BEGIN

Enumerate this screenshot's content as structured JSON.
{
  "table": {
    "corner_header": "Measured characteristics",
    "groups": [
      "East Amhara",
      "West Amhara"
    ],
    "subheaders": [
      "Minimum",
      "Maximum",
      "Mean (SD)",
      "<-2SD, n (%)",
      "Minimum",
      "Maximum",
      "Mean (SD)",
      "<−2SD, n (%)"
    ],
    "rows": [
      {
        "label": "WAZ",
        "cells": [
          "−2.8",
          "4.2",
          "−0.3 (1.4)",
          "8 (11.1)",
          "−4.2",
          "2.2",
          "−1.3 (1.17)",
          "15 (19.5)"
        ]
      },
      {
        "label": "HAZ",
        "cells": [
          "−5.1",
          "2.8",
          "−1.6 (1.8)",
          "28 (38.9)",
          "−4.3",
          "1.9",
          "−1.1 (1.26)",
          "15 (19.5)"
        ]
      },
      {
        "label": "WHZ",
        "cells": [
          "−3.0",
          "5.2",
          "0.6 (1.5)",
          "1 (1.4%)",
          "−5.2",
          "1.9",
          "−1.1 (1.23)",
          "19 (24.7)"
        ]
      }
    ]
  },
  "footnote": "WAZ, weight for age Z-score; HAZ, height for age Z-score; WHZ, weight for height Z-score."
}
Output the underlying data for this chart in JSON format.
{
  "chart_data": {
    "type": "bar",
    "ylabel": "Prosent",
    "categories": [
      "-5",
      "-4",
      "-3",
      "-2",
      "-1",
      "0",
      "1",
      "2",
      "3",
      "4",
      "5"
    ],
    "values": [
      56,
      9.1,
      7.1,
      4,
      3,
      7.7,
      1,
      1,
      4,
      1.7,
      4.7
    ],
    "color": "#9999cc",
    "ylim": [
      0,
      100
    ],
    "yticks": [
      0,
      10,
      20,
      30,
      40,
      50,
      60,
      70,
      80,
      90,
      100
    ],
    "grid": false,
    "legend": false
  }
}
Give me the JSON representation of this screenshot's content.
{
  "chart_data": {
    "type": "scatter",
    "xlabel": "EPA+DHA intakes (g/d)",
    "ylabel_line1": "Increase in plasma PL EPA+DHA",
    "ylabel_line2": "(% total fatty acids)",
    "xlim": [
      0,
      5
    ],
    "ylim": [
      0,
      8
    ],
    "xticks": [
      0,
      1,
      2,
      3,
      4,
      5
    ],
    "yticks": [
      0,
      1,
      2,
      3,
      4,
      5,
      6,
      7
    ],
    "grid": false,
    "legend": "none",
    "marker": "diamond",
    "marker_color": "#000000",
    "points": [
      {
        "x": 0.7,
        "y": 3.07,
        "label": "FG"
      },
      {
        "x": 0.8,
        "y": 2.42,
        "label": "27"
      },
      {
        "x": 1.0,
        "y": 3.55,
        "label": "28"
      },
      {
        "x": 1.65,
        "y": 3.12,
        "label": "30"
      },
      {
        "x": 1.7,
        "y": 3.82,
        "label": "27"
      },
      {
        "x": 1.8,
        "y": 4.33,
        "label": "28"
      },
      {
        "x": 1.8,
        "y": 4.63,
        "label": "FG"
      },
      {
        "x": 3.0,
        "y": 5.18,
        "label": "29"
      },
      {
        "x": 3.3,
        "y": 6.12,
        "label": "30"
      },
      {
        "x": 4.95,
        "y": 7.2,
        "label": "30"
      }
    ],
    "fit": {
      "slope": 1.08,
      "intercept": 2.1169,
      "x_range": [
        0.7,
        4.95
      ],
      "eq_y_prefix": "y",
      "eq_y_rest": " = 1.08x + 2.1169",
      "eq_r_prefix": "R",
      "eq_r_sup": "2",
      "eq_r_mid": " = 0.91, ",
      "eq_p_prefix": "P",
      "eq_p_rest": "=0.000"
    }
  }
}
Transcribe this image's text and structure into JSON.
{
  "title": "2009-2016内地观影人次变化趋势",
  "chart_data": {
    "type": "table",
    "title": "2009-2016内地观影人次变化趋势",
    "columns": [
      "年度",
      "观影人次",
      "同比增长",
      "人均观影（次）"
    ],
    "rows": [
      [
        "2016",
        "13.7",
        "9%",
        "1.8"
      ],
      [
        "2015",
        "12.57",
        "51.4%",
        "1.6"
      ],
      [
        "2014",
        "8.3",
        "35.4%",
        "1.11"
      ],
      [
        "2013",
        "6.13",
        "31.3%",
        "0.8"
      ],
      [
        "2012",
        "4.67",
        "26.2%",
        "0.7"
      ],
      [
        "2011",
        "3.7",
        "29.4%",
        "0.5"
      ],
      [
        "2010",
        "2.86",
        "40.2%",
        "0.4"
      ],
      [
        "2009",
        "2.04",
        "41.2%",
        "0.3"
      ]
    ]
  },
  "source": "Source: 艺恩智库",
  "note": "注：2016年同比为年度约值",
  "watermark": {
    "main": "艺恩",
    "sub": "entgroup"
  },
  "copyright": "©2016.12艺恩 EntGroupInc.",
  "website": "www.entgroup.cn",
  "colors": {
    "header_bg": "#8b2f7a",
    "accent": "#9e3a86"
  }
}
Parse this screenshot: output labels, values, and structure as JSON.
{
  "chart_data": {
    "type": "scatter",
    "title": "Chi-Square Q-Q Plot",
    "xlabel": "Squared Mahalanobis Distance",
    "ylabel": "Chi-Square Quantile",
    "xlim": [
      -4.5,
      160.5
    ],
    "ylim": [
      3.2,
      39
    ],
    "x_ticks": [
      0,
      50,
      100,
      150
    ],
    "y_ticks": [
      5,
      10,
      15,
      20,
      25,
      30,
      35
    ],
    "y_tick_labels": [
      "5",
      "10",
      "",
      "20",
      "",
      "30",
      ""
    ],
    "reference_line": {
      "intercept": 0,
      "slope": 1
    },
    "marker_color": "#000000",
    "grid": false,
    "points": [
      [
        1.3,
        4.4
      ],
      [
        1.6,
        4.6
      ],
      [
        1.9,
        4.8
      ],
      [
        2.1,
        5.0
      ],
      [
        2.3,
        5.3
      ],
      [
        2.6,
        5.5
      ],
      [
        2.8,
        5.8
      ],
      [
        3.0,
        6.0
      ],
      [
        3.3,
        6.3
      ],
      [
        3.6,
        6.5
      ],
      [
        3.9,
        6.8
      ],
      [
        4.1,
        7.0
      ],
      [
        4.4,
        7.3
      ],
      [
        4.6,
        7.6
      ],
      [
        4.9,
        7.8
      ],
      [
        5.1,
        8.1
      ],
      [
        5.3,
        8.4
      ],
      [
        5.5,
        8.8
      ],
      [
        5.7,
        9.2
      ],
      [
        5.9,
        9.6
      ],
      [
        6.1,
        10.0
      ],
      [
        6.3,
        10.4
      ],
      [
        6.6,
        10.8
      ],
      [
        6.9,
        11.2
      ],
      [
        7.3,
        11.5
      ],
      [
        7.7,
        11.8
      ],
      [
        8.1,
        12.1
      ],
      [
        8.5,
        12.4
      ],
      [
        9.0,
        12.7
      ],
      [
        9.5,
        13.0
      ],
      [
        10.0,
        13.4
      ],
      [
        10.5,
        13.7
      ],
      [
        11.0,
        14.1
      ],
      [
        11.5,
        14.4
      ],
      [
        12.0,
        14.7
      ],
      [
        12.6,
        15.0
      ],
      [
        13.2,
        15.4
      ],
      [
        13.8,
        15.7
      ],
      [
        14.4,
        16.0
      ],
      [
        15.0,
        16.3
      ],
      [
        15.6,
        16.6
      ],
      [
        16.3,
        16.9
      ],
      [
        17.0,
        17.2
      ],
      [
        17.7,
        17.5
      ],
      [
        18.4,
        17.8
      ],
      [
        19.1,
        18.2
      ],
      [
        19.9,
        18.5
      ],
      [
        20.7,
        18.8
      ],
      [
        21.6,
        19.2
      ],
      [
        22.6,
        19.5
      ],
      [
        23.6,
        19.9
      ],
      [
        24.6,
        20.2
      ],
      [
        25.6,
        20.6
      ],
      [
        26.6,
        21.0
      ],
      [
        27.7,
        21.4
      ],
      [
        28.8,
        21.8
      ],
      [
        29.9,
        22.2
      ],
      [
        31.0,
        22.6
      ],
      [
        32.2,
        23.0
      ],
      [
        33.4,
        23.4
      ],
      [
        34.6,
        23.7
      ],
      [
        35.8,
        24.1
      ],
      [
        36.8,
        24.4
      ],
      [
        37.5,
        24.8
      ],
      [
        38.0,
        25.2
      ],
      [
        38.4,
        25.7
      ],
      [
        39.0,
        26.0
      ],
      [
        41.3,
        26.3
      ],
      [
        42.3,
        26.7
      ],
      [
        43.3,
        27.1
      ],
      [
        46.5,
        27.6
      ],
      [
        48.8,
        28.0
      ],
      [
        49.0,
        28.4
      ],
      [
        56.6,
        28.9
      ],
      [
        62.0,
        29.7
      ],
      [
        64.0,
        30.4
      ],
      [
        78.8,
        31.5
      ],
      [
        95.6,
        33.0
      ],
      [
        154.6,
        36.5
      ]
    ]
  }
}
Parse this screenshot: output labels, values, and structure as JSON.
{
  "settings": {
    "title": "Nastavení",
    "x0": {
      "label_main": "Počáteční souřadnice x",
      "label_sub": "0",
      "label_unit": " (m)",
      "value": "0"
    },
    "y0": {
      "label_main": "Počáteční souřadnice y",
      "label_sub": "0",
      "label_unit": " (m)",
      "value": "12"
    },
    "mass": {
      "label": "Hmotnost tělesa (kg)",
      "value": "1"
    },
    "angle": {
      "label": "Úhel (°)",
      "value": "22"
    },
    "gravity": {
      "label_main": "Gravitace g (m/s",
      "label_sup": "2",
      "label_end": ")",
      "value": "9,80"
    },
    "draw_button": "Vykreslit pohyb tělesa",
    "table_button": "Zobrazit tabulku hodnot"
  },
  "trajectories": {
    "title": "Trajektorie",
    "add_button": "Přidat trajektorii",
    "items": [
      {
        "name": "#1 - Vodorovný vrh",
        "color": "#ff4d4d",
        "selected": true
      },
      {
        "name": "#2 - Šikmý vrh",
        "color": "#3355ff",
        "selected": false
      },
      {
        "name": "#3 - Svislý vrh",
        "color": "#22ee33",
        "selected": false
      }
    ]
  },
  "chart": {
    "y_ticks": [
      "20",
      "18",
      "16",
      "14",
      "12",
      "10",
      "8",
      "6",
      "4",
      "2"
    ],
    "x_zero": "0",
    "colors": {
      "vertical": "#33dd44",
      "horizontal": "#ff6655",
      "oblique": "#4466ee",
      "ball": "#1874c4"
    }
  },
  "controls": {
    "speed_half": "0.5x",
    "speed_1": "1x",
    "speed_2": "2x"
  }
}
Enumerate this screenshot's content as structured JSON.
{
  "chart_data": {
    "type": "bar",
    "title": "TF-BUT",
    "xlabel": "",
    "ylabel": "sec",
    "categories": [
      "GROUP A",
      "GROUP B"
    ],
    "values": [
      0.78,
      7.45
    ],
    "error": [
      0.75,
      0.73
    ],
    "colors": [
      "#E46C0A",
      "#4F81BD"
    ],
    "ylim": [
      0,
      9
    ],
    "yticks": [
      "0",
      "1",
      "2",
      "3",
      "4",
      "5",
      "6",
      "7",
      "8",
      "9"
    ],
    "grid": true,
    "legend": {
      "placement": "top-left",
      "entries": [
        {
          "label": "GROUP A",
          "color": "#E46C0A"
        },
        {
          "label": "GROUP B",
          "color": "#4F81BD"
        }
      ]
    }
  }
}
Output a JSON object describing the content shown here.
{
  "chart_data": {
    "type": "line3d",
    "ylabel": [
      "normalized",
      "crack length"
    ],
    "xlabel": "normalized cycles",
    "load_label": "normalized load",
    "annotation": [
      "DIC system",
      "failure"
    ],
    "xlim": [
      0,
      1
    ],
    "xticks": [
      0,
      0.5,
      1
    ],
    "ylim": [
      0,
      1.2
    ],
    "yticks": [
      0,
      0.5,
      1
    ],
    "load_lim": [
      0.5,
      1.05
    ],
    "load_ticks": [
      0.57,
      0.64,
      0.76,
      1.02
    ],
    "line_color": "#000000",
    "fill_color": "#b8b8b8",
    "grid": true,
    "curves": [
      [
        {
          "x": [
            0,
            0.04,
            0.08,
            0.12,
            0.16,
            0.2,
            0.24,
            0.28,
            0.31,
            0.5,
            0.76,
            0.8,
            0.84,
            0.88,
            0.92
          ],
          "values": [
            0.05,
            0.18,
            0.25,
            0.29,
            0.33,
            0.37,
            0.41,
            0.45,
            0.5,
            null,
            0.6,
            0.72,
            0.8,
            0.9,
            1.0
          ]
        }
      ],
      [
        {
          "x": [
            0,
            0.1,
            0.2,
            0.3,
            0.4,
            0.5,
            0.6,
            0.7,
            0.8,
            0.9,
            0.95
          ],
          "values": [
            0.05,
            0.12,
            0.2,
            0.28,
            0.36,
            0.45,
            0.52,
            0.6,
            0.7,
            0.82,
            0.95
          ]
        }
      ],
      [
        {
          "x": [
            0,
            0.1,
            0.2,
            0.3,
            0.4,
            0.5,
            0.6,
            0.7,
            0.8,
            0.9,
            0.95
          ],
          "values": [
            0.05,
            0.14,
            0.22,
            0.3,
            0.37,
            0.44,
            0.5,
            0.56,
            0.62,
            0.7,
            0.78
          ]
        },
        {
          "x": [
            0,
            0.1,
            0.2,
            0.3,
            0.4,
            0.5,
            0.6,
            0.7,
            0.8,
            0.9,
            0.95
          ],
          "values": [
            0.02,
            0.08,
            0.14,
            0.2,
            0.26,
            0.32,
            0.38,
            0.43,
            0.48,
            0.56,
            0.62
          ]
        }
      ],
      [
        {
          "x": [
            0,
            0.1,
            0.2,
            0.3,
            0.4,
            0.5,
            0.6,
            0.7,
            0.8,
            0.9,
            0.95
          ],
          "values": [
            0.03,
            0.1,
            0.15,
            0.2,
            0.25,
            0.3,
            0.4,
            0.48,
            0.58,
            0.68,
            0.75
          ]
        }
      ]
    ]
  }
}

END

Exercise instructions -
Find the word "title" in the material, then list each line that holds it.

Task solution -
  "title": "2009-2016内地观影人次变化趋势",
    "title": "2009-2016内地观影人次变化趋势",
    "title": "Chi-Square Q-Q Plot",
    "title": "Nastavení",
    "title": "Trajektorie",
    "title": "TF-BUT",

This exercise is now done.